Set out each line of the data below as a Markdown table with the columns Row and Content, numbering the rows and skipping any blank lines. Leave the pictures out.

==== Records shown ====

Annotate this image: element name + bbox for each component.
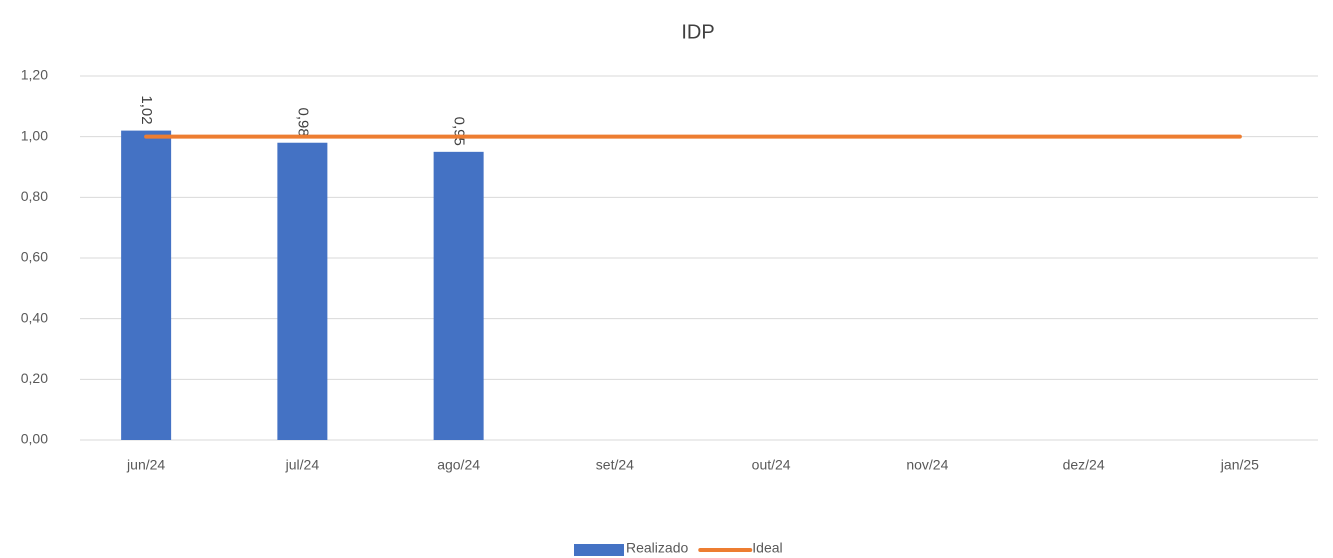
bar — [277, 142, 328, 440]
bar — [121, 130, 172, 440]
y-tick-label: 1,00 — [21, 127, 48, 143]
x-tick-label: jul/24 — [285, 457, 320, 473]
x-tick-label: nov/24 — [906, 457, 948, 473]
y-tick-label: 0,40 — [21, 309, 48, 325]
legend-label: Realizado — [626, 540, 688, 556]
legend-swatch — [574, 544, 624, 556]
data-label: 0,95 — [451, 117, 468, 146]
y-tick-label: 0,00 — [21, 431, 48, 447]
y-tick-label: 0,20 — [21, 370, 48, 386]
y-tick-label: 0,80 — [21, 188, 48, 204]
x-tick-label: ago/24 — [437, 457, 480, 473]
data-label: 1,02 — [138, 95, 155, 124]
y-tick-label: 1,20 — [21, 67, 48, 83]
y-tick-label: 0,60 — [21, 249, 48, 265]
chart-title: IDP — [681, 21, 714, 43]
legend-label: Ideal — [752, 540, 782, 556]
data-label: 0,98 — [294, 108, 311, 137]
x-tick-label: jun/24 — [126, 457, 165, 473]
x-tick-label: jan/25 — [1220, 457, 1259, 473]
bar — [433, 151, 484, 441]
x-tick-label: out/24 — [752, 457, 791, 473]
x-tick-label: set/24 — [596, 457, 634, 473]
x-tick-label: dez/24 — [1063, 457, 1105, 473]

====

Full answer:
| Row | Content |
|---|---|
| 1 | Annotate this image: element name + bbox for each component. |
| 2 | bar — [277, 142, 328, 440] |
| 3 | bar — [121, 130, 172, 440] |
| 4 | y-tick-label: 1,00 — [21, 127, 48, 143] |
| 5 | x-tick-label: jul/24 — [285, 457, 320, 473] |
| 6 | x-tick-label: nov/24 — [906, 457, 948, 473] |
| 7 | y-tick-label: 0,40 — [21, 309, 48, 325] |
| 8 | legend-label: Realizado — [626, 540, 688, 556] |
| 9 | legend-swatch — [574, 544, 624, 556] |
| 10 | data-label: 0,95 — [451, 117, 468, 146] |
| 11 | y-tick-label: 0,00 — [21, 431, 48, 447] |
| 12 | y-tick-label: 0,20 — [21, 370, 48, 386] |
| 13 | y-tick-label: 0,80 — [21, 188, 48, 204] |
| 14 | x-tick-label: ago/24 — [437, 457, 480, 473] |
| 15 | data-label: 1,02 — [138, 95, 155, 124] |
| 16 | y-tick-label: 1,20 — [21, 67, 48, 83] |
| 17 | y-tick-label: 0,60 — [21, 249, 48, 265] |
| 18 | chart-title: IDP — [681, 21, 714, 43] |
| 19 | legend-label: Ideal — [752, 540, 782, 556] |
| 20 | data-label: 0,98 — [294, 108, 311, 137] |
| 21 | x-tick-label: jun/24 — [126, 457, 165, 473] |
| 22 | x-tick-label: jan/25 — [1220, 457, 1259, 473] |
| 23 | bar — [433, 151, 484, 441] |
| 24 | x-tick-label: out/24 — [752, 457, 791, 473] |
| 25 | x-tick-label: set/24 — [596, 457, 634, 473] |
| 26 | x-tick-label: dez/24 — [1063, 457, 1105, 473] |